_Aim_
Copy out each line of the data that holds the word "this".

_Material for the task_
········

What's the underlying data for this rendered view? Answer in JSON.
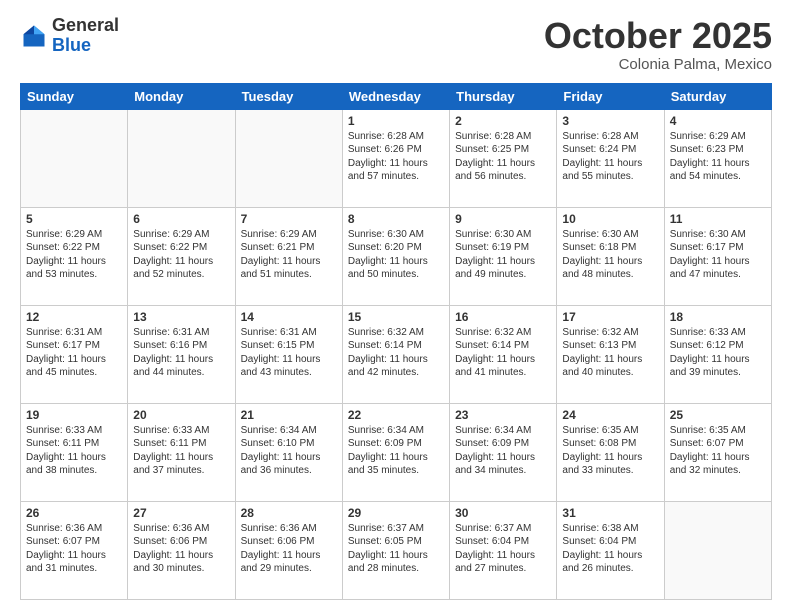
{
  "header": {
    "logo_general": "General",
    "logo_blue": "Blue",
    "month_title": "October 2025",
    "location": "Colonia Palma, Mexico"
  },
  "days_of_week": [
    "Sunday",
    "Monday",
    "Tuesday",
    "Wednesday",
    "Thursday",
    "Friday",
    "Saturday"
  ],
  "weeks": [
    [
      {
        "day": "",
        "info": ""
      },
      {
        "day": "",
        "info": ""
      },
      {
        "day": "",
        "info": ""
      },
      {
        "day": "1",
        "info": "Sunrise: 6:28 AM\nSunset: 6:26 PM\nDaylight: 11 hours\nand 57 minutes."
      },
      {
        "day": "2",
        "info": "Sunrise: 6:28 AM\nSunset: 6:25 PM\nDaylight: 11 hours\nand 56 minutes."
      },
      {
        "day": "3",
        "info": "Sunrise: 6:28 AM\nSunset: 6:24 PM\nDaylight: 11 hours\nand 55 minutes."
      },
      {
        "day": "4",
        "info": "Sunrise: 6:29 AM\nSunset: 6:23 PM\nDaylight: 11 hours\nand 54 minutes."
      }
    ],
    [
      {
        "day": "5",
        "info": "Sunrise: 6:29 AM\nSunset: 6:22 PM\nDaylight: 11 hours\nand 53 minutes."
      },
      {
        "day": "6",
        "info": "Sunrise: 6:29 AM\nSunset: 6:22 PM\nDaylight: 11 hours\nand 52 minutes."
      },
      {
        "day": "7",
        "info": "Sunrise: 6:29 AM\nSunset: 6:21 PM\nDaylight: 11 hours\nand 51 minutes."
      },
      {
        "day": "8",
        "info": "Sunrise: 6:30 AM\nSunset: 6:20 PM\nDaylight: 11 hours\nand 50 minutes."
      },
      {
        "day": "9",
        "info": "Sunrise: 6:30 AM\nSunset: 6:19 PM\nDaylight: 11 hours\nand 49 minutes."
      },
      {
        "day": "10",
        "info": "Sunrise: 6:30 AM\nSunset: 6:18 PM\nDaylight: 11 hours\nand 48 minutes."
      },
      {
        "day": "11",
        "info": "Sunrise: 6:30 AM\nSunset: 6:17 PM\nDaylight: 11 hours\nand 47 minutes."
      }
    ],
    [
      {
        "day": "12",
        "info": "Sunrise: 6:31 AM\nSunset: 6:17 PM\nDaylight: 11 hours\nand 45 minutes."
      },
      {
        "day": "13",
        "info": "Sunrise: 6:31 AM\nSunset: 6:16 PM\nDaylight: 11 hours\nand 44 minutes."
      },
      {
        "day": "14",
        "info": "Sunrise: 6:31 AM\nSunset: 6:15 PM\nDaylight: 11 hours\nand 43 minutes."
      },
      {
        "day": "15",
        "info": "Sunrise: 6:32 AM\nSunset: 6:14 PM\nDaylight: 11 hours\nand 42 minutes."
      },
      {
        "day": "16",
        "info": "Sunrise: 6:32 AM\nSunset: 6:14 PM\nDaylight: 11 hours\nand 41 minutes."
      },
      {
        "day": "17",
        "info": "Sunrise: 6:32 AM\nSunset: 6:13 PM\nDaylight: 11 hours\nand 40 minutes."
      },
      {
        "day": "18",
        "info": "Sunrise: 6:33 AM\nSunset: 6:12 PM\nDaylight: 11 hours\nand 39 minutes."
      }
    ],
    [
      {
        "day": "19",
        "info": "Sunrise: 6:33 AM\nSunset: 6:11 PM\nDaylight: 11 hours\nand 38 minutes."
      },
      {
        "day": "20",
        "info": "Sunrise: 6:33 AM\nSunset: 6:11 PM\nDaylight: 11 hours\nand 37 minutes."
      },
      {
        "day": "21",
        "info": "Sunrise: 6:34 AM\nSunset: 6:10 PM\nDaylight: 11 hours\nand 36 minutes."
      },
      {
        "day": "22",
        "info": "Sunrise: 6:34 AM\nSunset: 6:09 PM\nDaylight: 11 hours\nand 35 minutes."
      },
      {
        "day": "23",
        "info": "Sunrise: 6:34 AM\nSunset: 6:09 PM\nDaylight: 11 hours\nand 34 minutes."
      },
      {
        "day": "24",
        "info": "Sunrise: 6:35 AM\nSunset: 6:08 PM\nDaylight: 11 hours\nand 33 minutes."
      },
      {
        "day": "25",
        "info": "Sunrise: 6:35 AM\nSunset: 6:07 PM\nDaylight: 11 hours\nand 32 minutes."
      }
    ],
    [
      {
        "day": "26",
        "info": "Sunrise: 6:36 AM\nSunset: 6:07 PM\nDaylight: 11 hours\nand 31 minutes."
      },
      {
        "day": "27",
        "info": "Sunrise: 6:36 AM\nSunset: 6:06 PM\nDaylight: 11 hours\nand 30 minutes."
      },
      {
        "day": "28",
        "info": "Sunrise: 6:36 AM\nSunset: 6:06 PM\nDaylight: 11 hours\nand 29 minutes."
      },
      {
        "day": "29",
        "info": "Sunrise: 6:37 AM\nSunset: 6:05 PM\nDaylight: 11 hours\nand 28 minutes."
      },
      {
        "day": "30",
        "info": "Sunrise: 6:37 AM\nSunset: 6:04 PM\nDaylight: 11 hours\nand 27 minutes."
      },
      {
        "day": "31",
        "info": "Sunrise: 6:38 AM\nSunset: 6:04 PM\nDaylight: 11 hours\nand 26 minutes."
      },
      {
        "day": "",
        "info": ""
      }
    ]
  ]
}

········

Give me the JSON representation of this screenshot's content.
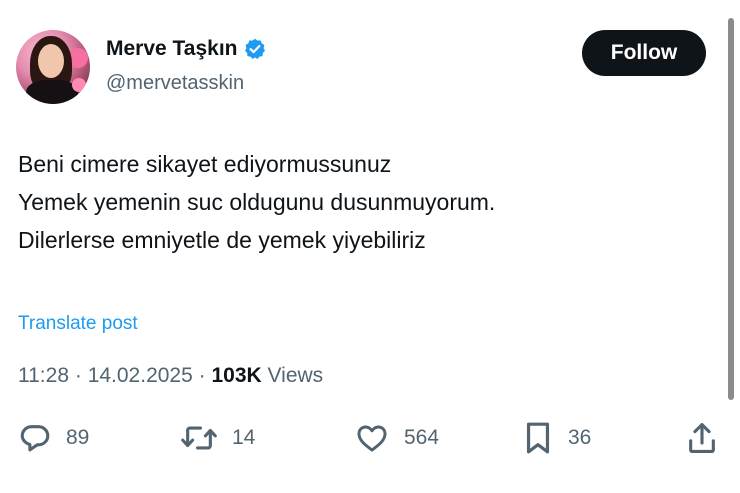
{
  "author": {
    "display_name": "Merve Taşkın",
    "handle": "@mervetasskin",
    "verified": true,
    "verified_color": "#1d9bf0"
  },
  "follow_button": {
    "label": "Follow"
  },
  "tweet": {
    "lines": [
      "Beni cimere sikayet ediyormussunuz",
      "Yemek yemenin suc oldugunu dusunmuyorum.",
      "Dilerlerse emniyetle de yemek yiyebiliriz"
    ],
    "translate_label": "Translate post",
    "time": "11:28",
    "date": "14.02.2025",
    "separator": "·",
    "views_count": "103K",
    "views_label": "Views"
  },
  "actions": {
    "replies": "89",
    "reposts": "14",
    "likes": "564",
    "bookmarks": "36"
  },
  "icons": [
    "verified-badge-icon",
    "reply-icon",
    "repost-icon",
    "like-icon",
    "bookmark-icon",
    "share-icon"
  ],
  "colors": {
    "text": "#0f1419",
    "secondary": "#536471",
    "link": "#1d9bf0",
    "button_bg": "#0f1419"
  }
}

········

_Finished task_
What's the underlying data for this rendered view? Answer in JSON.
Give me the JSON representation of this screenshot's content.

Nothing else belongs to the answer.